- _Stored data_
<<<<
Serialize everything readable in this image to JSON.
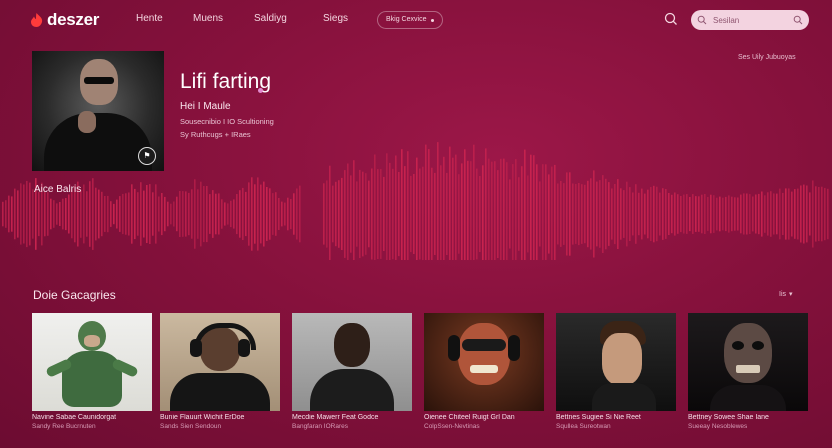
{
  "app": {
    "logo_text": "deszer"
  },
  "nav": {
    "items": [
      {
        "label": "Hente"
      },
      {
        "label": "Muens"
      },
      {
        "label": "Saldiyg"
      },
      {
        "label": "Siegs"
      }
    ],
    "device_label": "Bkig Cexvice"
  },
  "search": {
    "placeholder": "Sesilan"
  },
  "top_right_link": "Ses Uily Jubuoyas",
  "hero": {
    "title": "Lifi farting",
    "artist": "Hei I Maule",
    "meta_line_1": "Sousecnibio I IO Scultioning",
    "meta_line_2": "Sy Ruthcugs + IRaes",
    "now_label": "Aice Balris"
  },
  "section": {
    "title": "Doie Gacagries",
    "control_label": "Iis",
    "cards": [
      {
        "title": "Navine Sabae Caunidorgat",
        "subtitle": "Sandy Ree Bucrnuten"
      },
      {
        "title": "Bunie Flauurt Wichit ErDoe",
        "subtitle": "Sands Sien Sendoun"
      },
      {
        "title": "Mecdie Mawerr Feat Godce",
        "subtitle": "Bangfaran IORares"
      },
      {
        "title": "Oienee Chiteel Ruigt Grl Dan",
        "subtitle": "ColpSsen-Nevtinas"
      },
      {
        "title": "Bettnes Sugiee Si Nie Reet",
        "subtitle": "Squllea Sureotwan"
      },
      {
        "title": "Bettney Sowee Shae Iane",
        "subtitle": "Sueeay Nesoblewes"
      }
    ]
  },
  "colors": {
    "background": "#86113c",
    "waveform": "#c8234f",
    "search_bg": "#f3d3e0"
  }
}
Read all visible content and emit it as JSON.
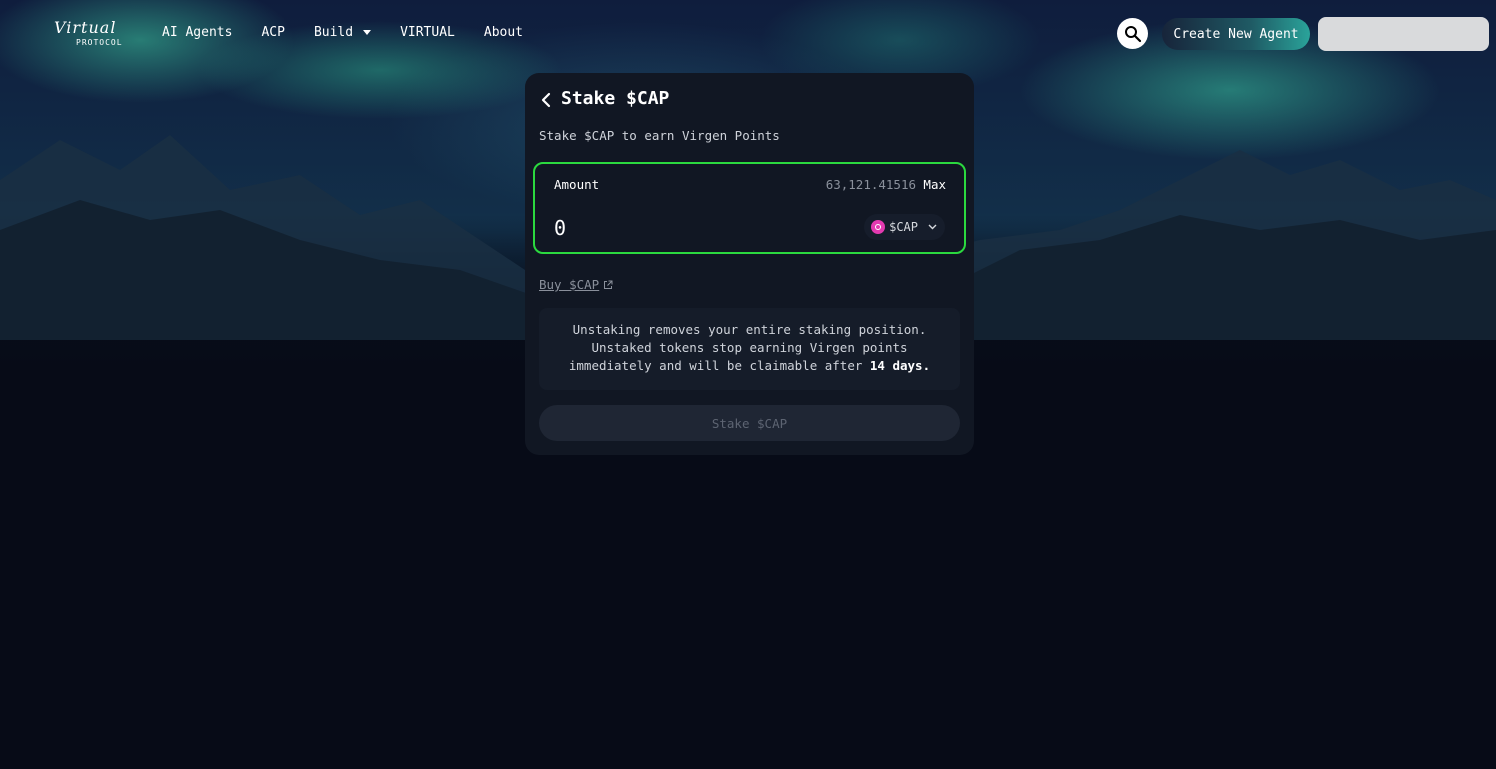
{
  "nav": {
    "logo_text": "Virtual",
    "logo_sub": "PROTOCOL",
    "links": [
      "AI Agents",
      "ACP",
      "Build",
      "VIRTUAL",
      "About"
    ],
    "create_label": "Create New Agent",
    "search_icon": "search-icon"
  },
  "stake": {
    "title": "Stake $CAP",
    "subtitle": "Stake $CAP to earn Virgen Points",
    "amount_label": "Amount",
    "balance": "63,121.41516",
    "max_label": "Max",
    "amount_value": "0",
    "token": "$CAP",
    "buy_label": "Buy $CAP",
    "notice_line1": "Unstaking removes your entire staking position.",
    "notice_line2": "Unstaked tokens stop earning Virgen points",
    "notice_line3": "immediately and will be claimable after",
    "notice_bold": "14 days.",
    "stake_button": "Stake $CAP"
  },
  "colors": {
    "accent_green": "#2bd93f",
    "card_bg": "#111723",
    "token_pink": "#e33ab0"
  }
}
>>>>
- _DIRECTION_
All the material shown above is to be copied exactly, with no pictures carried over.

- _RESPONSE TO THE EXERCISE_
Serialize everything readable in this image to JSON.
{
  "app": {
    "logo_text": "deszer"
  },
  "nav": {
    "items": [
      {
        "label": "Hente"
      },
      {
        "label": "Muens"
      },
      {
        "label": "Saldiyg"
      },
      {
        "label": "Siegs"
      }
    ],
    "device_label": "Bkig Cexvice"
  },
  "search": {
    "placeholder": "Sesilan"
  },
  "top_right_link": "Ses Uily Jubuoyas",
  "hero": {
    "title": "Lifi farting",
    "artist": "Hei I Maule",
    "meta_line_1": "Sousecnibio I IO Scultioning",
    "meta_line_2": "Sy Ruthcugs + IRaes",
    "now_label": "Aice Balris"
  },
  "section": {
    "title": "Doie Gacagries",
    "control_label": "Iis",
    "cards": [
      {
        "title": "Navine Sabae Caunidorgat",
        "subtitle": "Sandy Ree Bucrnuten"
      },
      {
        "title": "Bunie Flauurt Wichit ErDoe",
        "subtitle": "Sands Sien Sendoun"
      },
      {
        "title": "Mecdie Mawerr Feat Godce",
        "subtitle": "Bangfaran IORares"
      },
      {
        "title": "Oienee Chiteel Ruigt Grl Dan",
        "subtitle": "ColpSsen-Nevtinas"
      },
      {
        "title": "Bettnes Sugiee Si Nie Reet",
        "subtitle": "Squllea Sureotwan"
      },
      {
        "title": "Bettney Sowee Shae Iane",
        "subtitle": "Sueeay Nesoblewes"
      }
    ]
  },
  "colors": {
    "background": "#86113c",
    "waveform": "#c8234f",
    "search_bg": "#f3d3e0"
  }
}
Read all visible content and emit it as JSON.
{
  "nav": {
    "logo_text": "Virtual",
    "logo_sub": "PROTOCOL",
    "links": [
      "AI Agents",
      "ACP",
      "Build",
      "VIRTUAL",
      "About"
    ],
    "create_label": "Create New Agent",
    "search_icon": "search-icon"
  },
  "stake": {
    "title": "Stake $CAP",
    "subtitle": "Stake $CAP to earn Virgen Points",
    "amount_label": "Amount",
    "balance": "63,121.41516",
    "max_label": "Max",
    "amount_value": "0",
    "token": "$CAP",
    "buy_label": "Buy $CAP",
    "notice_line1": "Unstaking removes your entire staking position.",
    "notice_line2": "Unstaked tokens stop earning Virgen points",
    "notice_line3": "immediately and will be claimable after",
    "notice_bold": "14 days.",
    "stake_button": "Stake $CAP"
  },
  "colors": {
    "accent_green": "#2bd93f",
    "card_bg": "#111723",
    "token_pink": "#e33ab0"
  }
}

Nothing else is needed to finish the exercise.